What the task asks: Filter the records below down to lines containing "name".

───── Records

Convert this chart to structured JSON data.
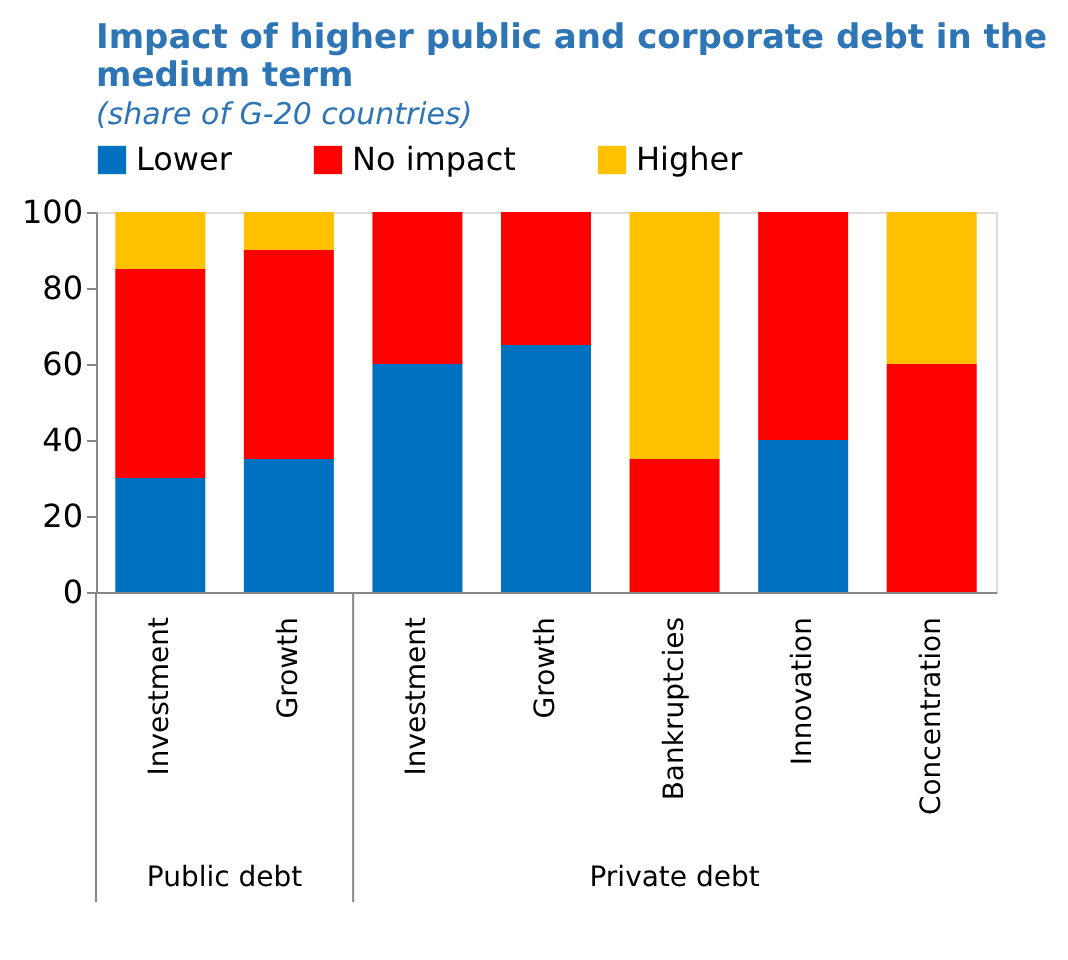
{
  "chart_data": {
    "type": "bar",
    "title": "Impact of higher public and corporate debt in the medium term",
    "subtitle": "(share of G-20 countries)",
    "categories": [
      "Investment",
      "Growth",
      "Investment",
      "Growth",
      "Bankruptcies",
      "Innovation",
      "Concentration"
    ],
    "series": [
      {
        "name": "Lower",
        "color": "#0070c0",
        "values": [
          30,
          35,
          60,
          65,
          0,
          40,
          0
        ]
      },
      {
        "name": "No impact",
        "color": "#ff0000",
        "values": [
          55,
          55,
          40,
          35,
          35,
          60,
          60
        ]
      },
      {
        "name": "Higher",
        "color": "#ffc000",
        "values": [
          15,
          10,
          0,
          0,
          65,
          0,
          40
        ]
      }
    ],
    "stacked": true,
    "ylim": [
      0,
      100
    ],
    "yticks": [
      0,
      20,
      40,
      60,
      80,
      100
    ],
    "grid": false,
    "legend": "top",
    "annotations": [
      "Public debt",
      "Private debt"
    ]
  }
}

──────────

Written solution:
        "name": "Lower",
        "name": "No impact",
        "name": "Higher",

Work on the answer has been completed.